- _Entries provided_:
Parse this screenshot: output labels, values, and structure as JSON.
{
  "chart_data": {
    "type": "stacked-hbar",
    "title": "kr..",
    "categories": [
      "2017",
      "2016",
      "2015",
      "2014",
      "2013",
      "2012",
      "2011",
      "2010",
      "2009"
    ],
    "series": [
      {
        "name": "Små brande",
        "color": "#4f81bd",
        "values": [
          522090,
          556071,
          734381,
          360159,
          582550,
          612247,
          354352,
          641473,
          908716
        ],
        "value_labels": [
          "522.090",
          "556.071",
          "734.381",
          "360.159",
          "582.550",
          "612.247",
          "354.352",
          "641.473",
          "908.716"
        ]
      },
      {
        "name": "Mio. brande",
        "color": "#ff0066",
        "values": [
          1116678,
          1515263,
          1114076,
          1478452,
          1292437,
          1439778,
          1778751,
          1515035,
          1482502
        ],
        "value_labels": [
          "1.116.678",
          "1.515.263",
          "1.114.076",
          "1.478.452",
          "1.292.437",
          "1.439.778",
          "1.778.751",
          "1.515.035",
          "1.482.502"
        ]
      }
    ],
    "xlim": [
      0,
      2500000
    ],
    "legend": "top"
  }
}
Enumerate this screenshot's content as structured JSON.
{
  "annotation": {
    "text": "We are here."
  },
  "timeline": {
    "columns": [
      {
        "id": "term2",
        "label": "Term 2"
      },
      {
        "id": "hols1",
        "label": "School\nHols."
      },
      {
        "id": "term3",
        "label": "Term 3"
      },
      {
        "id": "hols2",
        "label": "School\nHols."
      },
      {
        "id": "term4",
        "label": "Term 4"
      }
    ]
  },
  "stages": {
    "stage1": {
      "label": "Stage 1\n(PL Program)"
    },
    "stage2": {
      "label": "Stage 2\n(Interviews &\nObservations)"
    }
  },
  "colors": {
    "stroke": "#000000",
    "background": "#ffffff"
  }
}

- _Your instructions_:
Extract each line from the listing above, please, and repeat it exactly.

- _Worked solution_:
Parse this screenshot: output labels, values, and structure as JSON.
{
  "chart_data": {
    "type": "stacked-hbar",
    "title": "kr..",
    "categories": [
      "2017",
      "2016",
      "2015",
      "2014",
      "2013",
      "2012",
      "2011",
      "2010",
      "2009"
    ],
    "series": [
      {
        "name": "Små brande",
        "color": "#4f81bd",
        "values": [
          522090,
          556071,
          734381,
          360159,
          582550,
          612247,
          354352,
          641473,
          908716
        ],
        "value_labels": [
          "522.090",
          "556.071",
          "734.381",
          "360.159",
          "582.550",
          "612.247",
          "354.352",
          "641.473",
          "908.716"
        ]
      },
      {
        "name": "Mio. brande",
        "color": "#ff0066",
        "values": [
          1116678,
          1515263,
          1114076,
          1478452,
          1292437,
          1439778,
          1778751,
          1515035,
          1482502
        ],
        "value_labels": [
          "1.116.678",
          "1.515.263",
          "1.114.076",
          "1.478.452",
          "1.292.437",
          "1.439.778",
          "1.778.751",
          "1.515.035",
          "1.482.502"
        ]
      }
    ],
    "xlim": [
      0,
      2500000
    ],
    "legend": "top"
  }
}
Enumerate this screenshot's content as structured JSON.
{
  "annotation": {
    "text": "We are here."
  },
  "timeline": {
    "columns": [
      {
        "id": "term2",
        "label": "Term 2"
      },
      {
        "id": "hols1",
        "label": "School\nHols."
      },
      {
        "id": "term3",
        "label": "Term 3"
      },
      {
        "id": "hols2",
        "label": "School\nHols."
      },
      {
        "id": "term4",
        "label": "Term 4"
      }
    ]
  },
  "stages": {
    "stage1": {
      "label": "Stage 1\n(PL Program)"
    },
    "stage2": {
      "label": "Stage 2\n(Interviews &\nObservations)"
    }
  },
  "colors": {
    "stroke": "#000000",
    "background": "#ffffff"
  }
}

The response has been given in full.